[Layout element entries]
________________

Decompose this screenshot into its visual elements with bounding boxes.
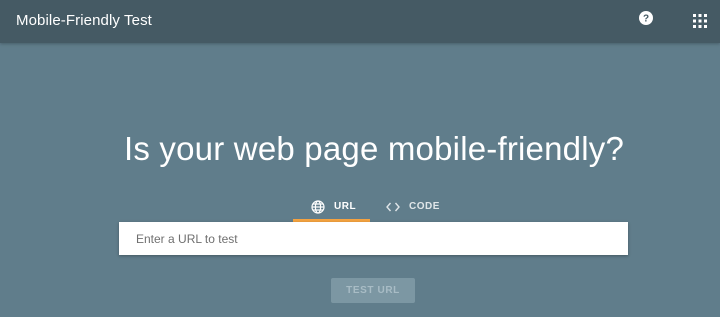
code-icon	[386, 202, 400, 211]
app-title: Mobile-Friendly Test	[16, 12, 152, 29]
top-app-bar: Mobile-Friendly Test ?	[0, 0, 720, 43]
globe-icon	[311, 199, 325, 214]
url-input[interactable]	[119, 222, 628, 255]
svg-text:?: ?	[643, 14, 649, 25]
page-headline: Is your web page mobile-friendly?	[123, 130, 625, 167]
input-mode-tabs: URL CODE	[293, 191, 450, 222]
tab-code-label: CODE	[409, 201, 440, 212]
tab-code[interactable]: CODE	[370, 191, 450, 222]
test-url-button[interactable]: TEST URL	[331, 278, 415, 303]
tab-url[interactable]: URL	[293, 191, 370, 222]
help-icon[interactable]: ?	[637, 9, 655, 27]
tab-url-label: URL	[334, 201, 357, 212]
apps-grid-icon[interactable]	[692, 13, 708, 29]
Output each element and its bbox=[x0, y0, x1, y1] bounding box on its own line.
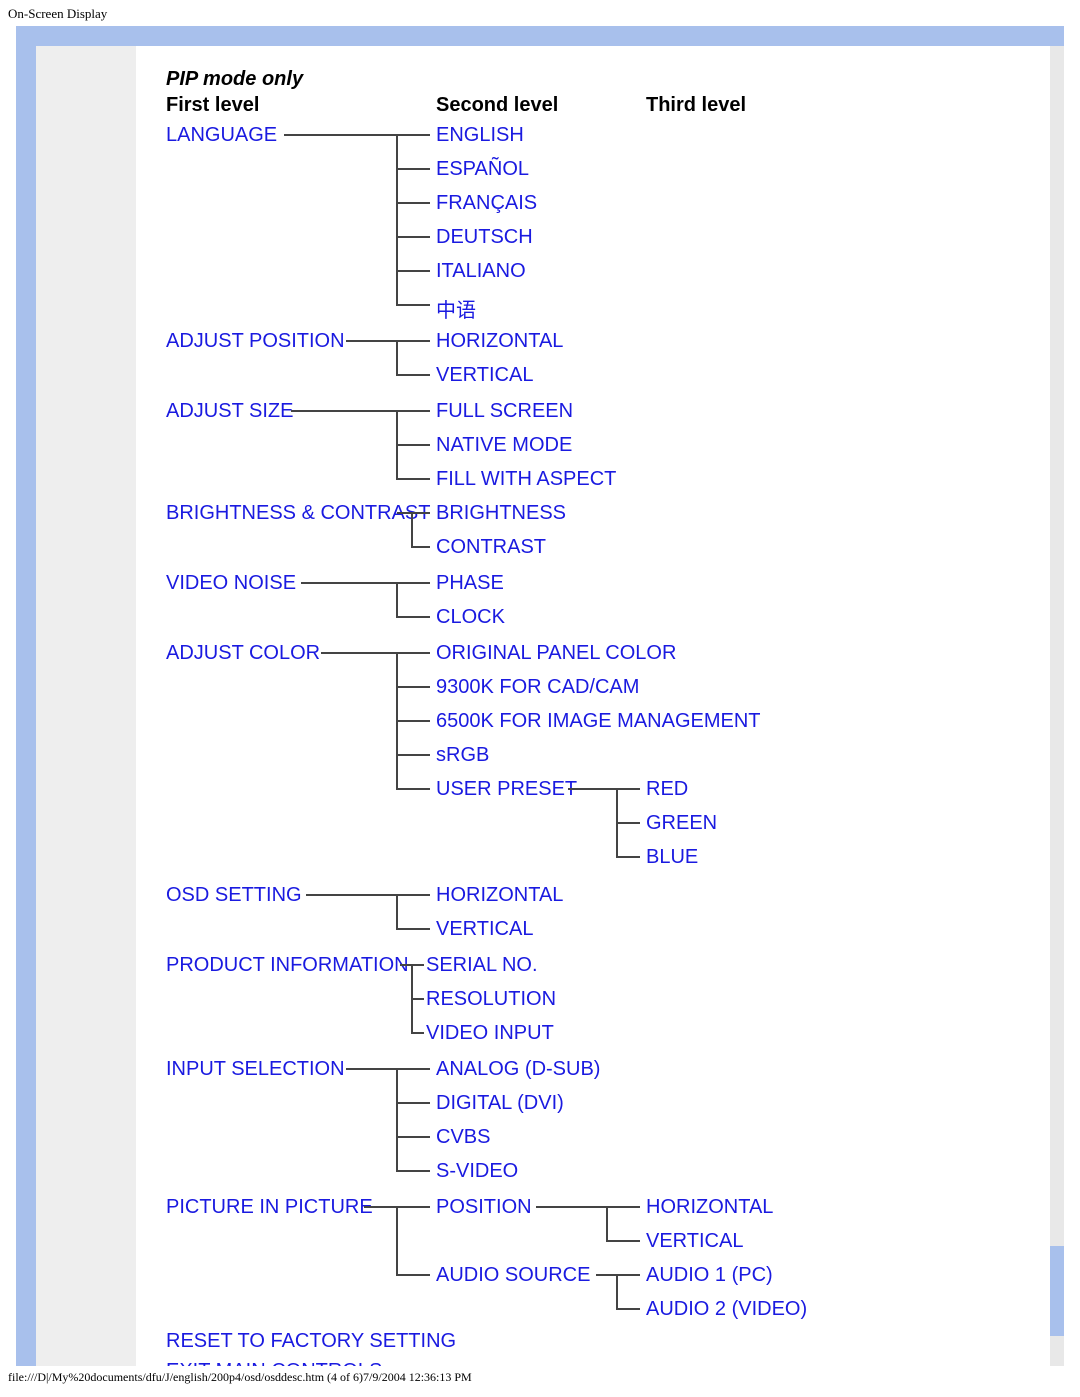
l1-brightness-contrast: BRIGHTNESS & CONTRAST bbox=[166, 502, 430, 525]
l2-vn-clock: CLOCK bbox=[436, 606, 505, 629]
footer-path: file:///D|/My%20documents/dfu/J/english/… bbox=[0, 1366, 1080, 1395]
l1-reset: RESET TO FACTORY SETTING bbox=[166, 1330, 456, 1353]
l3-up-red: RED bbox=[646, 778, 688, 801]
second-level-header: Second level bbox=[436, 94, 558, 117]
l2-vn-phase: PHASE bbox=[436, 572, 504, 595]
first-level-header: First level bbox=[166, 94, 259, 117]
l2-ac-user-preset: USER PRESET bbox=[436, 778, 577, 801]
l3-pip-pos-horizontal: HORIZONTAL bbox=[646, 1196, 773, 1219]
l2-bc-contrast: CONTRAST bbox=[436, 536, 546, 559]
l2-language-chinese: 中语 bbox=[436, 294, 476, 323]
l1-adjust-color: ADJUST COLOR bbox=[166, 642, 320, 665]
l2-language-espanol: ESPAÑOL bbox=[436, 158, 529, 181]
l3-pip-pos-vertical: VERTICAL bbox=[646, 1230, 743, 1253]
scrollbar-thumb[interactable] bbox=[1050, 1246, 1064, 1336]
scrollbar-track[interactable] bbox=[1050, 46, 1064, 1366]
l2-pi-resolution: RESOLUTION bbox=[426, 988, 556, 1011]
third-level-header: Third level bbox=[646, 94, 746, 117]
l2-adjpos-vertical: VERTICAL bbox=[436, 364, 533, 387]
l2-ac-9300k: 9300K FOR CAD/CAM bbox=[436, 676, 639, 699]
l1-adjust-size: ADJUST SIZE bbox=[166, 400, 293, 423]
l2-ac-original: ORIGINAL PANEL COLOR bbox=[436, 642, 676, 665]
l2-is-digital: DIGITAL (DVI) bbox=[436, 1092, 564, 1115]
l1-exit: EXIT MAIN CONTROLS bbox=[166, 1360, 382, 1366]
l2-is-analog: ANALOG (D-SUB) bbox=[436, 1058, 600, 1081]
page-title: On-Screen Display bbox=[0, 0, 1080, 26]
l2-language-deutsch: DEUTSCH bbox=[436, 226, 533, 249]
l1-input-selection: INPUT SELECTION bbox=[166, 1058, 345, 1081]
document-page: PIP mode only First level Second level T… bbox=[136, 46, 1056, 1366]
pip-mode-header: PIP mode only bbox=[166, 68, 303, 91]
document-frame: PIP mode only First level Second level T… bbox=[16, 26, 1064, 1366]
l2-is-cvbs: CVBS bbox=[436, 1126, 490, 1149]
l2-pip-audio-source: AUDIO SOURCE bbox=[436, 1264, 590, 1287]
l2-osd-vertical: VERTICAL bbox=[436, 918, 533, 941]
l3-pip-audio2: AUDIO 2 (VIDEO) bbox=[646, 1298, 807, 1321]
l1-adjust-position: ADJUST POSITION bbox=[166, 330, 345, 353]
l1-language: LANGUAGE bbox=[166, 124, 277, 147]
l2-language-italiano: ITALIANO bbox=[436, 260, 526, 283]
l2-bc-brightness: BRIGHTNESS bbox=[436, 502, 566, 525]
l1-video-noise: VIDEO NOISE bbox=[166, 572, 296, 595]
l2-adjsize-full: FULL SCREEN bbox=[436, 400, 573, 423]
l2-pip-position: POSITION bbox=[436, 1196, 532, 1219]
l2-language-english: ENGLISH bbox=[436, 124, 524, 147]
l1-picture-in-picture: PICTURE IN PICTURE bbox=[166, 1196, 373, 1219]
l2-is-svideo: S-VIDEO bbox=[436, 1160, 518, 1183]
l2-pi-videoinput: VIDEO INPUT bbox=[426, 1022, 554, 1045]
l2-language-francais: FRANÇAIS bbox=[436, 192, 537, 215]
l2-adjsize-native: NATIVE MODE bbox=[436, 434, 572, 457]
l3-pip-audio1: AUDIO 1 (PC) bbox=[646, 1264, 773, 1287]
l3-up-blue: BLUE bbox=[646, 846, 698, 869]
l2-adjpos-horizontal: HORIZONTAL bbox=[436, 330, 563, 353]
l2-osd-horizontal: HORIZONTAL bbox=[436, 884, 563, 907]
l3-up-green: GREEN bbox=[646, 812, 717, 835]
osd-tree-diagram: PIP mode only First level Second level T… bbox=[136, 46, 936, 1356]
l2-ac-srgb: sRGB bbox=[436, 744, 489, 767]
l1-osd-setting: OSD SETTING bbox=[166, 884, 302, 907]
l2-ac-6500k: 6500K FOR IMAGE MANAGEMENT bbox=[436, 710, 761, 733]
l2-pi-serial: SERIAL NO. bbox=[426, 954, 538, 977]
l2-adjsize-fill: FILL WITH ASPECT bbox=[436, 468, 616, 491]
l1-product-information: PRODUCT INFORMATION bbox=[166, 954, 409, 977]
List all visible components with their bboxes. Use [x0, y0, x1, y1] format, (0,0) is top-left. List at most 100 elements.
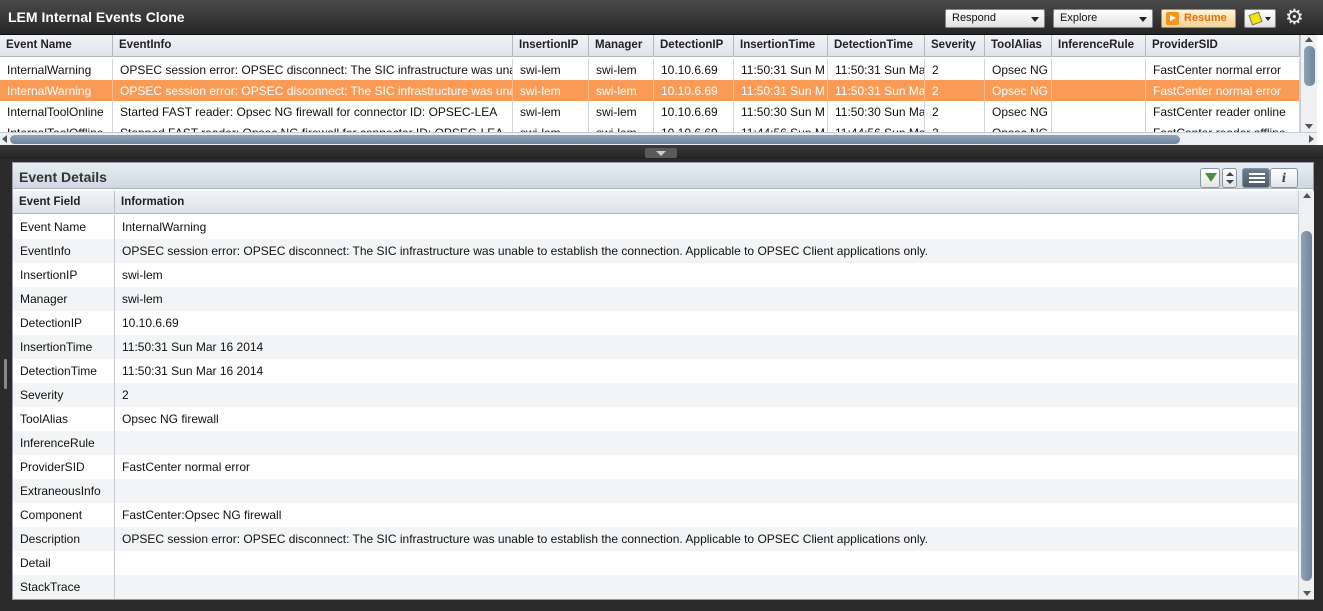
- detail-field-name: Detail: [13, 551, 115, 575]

________________

**Task objective:** Rewrite the listing from the line with "l1-brightness-contrast: BRIGHTNESS &" up to and including the line with "l1-adjust-color: ADJUST COLOR", renaming "First level" to "Top level" and leaving everything else unchanged.

**Response below:**
l1-brightness-contrast: BRIGHTNESS & CONTRAST bbox=[166, 502, 430, 525]
l2-vn-clock: CLOCK bbox=[436, 606, 505, 629]
footer-path: file:///D|/My%20documents/dfu/J/english/… bbox=[0, 1366, 1080, 1395]
l1-reset: RESET TO FACTORY SETTING bbox=[166, 1330, 456, 1353]
l3-up-red: RED bbox=[646, 778, 688, 801]
second-level-header: Second level bbox=[436, 94, 558, 117]
l2-vn-phase: PHASE bbox=[436, 572, 504, 595]
first-level-header: Top level bbox=[166, 94, 259, 117]
l2-ac-user-preset: USER PRESET bbox=[436, 778, 577, 801]
l3-pip-pos-horizontal: HORIZONTAL bbox=[646, 1196, 773, 1219]
l2-bc-contrast: CONTRAST bbox=[436, 536, 546, 559]
l2-language-chinese: 中语 bbox=[436, 294, 476, 323]
l1-adjust-color: ADJUST COLOR bbox=[166, 642, 320, 665]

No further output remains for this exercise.